## Start Data excerpts

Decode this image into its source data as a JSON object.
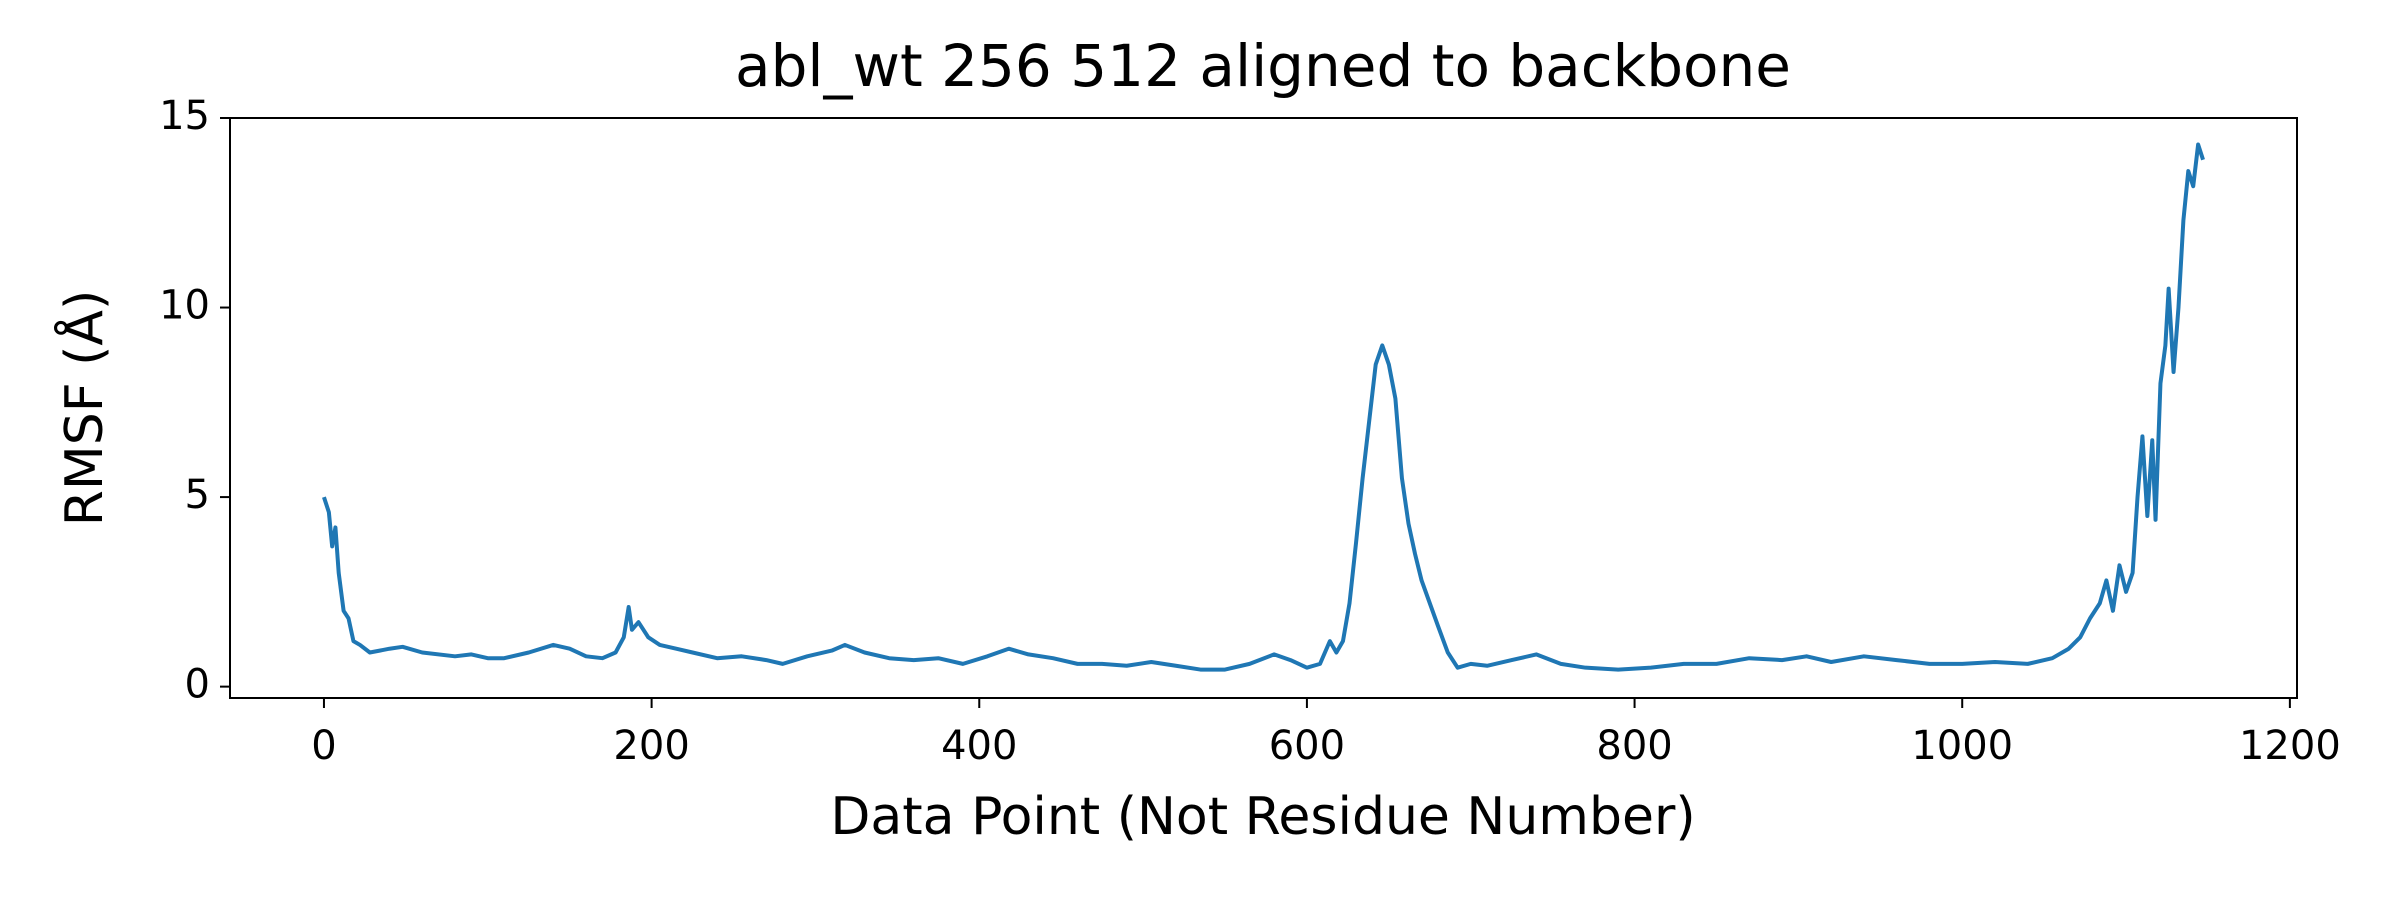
{
  "chart_data": {
    "type": "line",
    "title": "abl_wt 256 512 aligned to backbone",
    "xlabel": "Data Point (Not Residue Number)",
    "ylabel": "RMSF (Å)",
    "x": [
      0,
      3,
      5,
      7,
      9,
      12,
      15,
      18,
      22,
      28,
      40,
      48,
      60,
      80,
      90,
      100,
      110,
      125,
      140,
      150,
      160,
      170,
      178,
      183,
      186,
      188,
      192,
      198,
      205,
      215,
      225,
      240,
      255,
      270,
      280,
      295,
      310,
      318,
      330,
      345,
      360,
      375,
      390,
      405,
      418,
      430,
      445,
      460,
      475,
      490,
      505,
      520,
      535,
      550,
      565,
      580,
      590,
      600,
      608,
      614,
      618,
      622,
      626,
      630,
      634,
      638,
      642,
      646,
      650,
      654,
      658,
      662,
      666,
      670,
      675,
      680,
      686,
      692,
      700,
      710,
      725,
      740,
      755,
      770,
      790,
      810,
      830,
      850,
      870,
      890,
      905,
      920,
      940,
      960,
      980,
      1000,
      1020,
      1040,
      1055,
      1065,
      1072,
      1078,
      1084,
      1088,
      1092,
      1096,
      1100,
      1104,
      1107,
      1110,
      1113,
      1116,
      1118,
      1121,
      1124,
      1126,
      1129,
      1132,
      1135,
      1138,
      1141,
      1144,
      1147
    ],
    "series": [
      {
        "name": "RMSF",
        "color": "#1f77b4",
        "values": [
          5.0,
          4.6,
          3.7,
          4.2,
          3.0,
          2.0,
          1.8,
          1.2,
          1.1,
          0.9,
          1.0,
          1.05,
          0.9,
          0.8,
          0.85,
          0.75,
          0.75,
          0.9,
          1.1,
          1.0,
          0.8,
          0.75,
          0.9,
          1.3,
          2.1,
          1.5,
          1.7,
          1.3,
          1.1,
          1.0,
          0.9,
          0.75,
          0.8,
          0.7,
          0.6,
          0.8,
          0.95,
          1.1,
          0.9,
          0.75,
          0.7,
          0.75,
          0.6,
          0.8,
          1.0,
          0.85,
          0.75,
          0.6,
          0.6,
          0.55,
          0.65,
          0.55,
          0.45,
          0.45,
          0.6,
          0.85,
          0.7,
          0.5,
          0.6,
          1.2,
          0.9,
          1.2,
          2.2,
          3.8,
          5.5,
          7.0,
          8.5,
          9.0,
          8.5,
          7.6,
          5.5,
          4.3,
          3.5,
          2.8,
          2.2,
          1.6,
          0.9,
          0.5,
          0.6,
          0.55,
          0.7,
          0.85,
          0.6,
          0.5,
          0.45,
          0.5,
          0.6,
          0.6,
          0.75,
          0.7,
          0.8,
          0.65,
          0.8,
          0.7,
          0.6,
          0.6,
          0.65,
          0.6,
          0.75,
          1.0,
          1.3,
          1.8,
          2.2,
          2.8,
          2.0,
          3.2,
          2.5,
          3.0,
          5.0,
          6.6,
          4.5,
          6.5,
          4.4,
          8.0,
          9.0,
          10.5,
          8.3,
          10.0,
          12.3,
          13.6,
          13.2,
          14.3,
          13.9
        ]
      }
    ],
    "xlim": [
      -57.35,
      1204.35
    ],
    "ylim": [
      -0.3,
      15.0
    ],
    "xticks": [
      0,
      200,
      400,
      600,
      800,
      1000,
      1200
    ],
    "yticks": [
      0,
      5,
      10,
      15
    ],
    "grid": false
  }
}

## End Data excerpts

Task to complete: The listing above needs to be output again exactly. Don't include the pictures.

Exercise solution:
Decode this image into its source data as a JSON object.
{
  "chart_data": {
    "type": "line",
    "title": "abl_wt 256 512 aligned to backbone",
    "xlabel": "Data Point (Not Residue Number)",
    "ylabel": "RMSF (Å)",
    "x": [
      0,
      3,
      5,
      7,
      9,
      12,
      15,
      18,
      22,
      28,
      40,
      48,
      60,
      80,
      90,
      100,
      110,
      125,
      140,
      150,
      160,
      170,
      178,
      183,
      186,
      188,
      192,
      198,
      205,
      215,
      225,
      240,
      255,
      270,
      280,
      295,
      310,
      318,
      330,
      345,
      360,
      375,
      390,
      405,
      418,
      430,
      445,
      460,
      475,
      490,
      505,
      520,
      535,
      550,
      565,
      580,
      590,
      600,
      608,
      614,
      618,
      622,
      626,
      630,
      634,
      638,
      642,
      646,
      650,
      654,
      658,
      662,
      666,
      670,
      675,
      680,
      686,
      692,
      700,
      710,
      725,
      740,
      755,
      770,
      790,
      810,
      830,
      850,
      870,
      890,
      905,
      920,
      940,
      960,
      980,
      1000,
      1020,
      1040,
      1055,
      1065,
      1072,
      1078,
      1084,
      1088,
      1092,
      1096,
      1100,
      1104,
      1107,
      1110,
      1113,
      1116,
      1118,
      1121,
      1124,
      1126,
      1129,
      1132,
      1135,
      1138,
      1141,
      1144,
      1147
    ],
    "series": [
      {
        "name": "RMSF",
        "color": "#1f77b4",
        "values": [
          5.0,
          4.6,
          3.7,
          4.2,
          3.0,
          2.0,
          1.8,
          1.2,
          1.1,
          0.9,
          1.0,
          1.05,
          0.9,
          0.8,
          0.85,
          0.75,
          0.75,
          0.9,
          1.1,
          1.0,
          0.8,
          0.75,
          0.9,
          1.3,
          2.1,
          1.5,
          1.7,
          1.3,
          1.1,
          1.0,
          0.9,
          0.75,
          0.8,
          0.7,
          0.6,
          0.8,
          0.95,
          1.1,
          0.9,
          0.75,
          0.7,
          0.75,
          0.6,
          0.8,
          1.0,
          0.85,
          0.75,
          0.6,
          0.6,
          0.55,
          0.65,
          0.55,
          0.45,
          0.45,
          0.6,
          0.85,
          0.7,
          0.5,
          0.6,
          1.2,
          0.9,
          1.2,
          2.2,
          3.8,
          5.5,
          7.0,
          8.5,
          9.0,
          8.5,
          7.6,
          5.5,
          4.3,
          3.5,
          2.8,
          2.2,
          1.6,
          0.9,
          0.5,
          0.6,
          0.55,
          0.7,
          0.85,
          0.6,
          0.5,
          0.45,
          0.5,
          0.6,
          0.6,
          0.75,
          0.7,
          0.8,
          0.65,
          0.8,
          0.7,
          0.6,
          0.6,
          0.65,
          0.6,
          0.75,
          1.0,
          1.3,
          1.8,
          2.2,
          2.8,
          2.0,
          3.2,
          2.5,
          3.0,
          5.0,
          6.6,
          4.5,
          6.5,
          4.4,
          8.0,
          9.0,
          10.5,
          8.3,
          10.0,
          12.3,
          13.6,
          13.2,
          14.3,
          13.9
        ]
      }
    ],
    "xlim": [
      -57.35,
      1204.35
    ],
    "ylim": [
      -0.3,
      15.0
    ],
    "xticks": [
      0,
      200,
      400,
      600,
      800,
      1000,
      1200
    ],
    "yticks": [
      0,
      5,
      10,
      15
    ],
    "grid": false
  }
}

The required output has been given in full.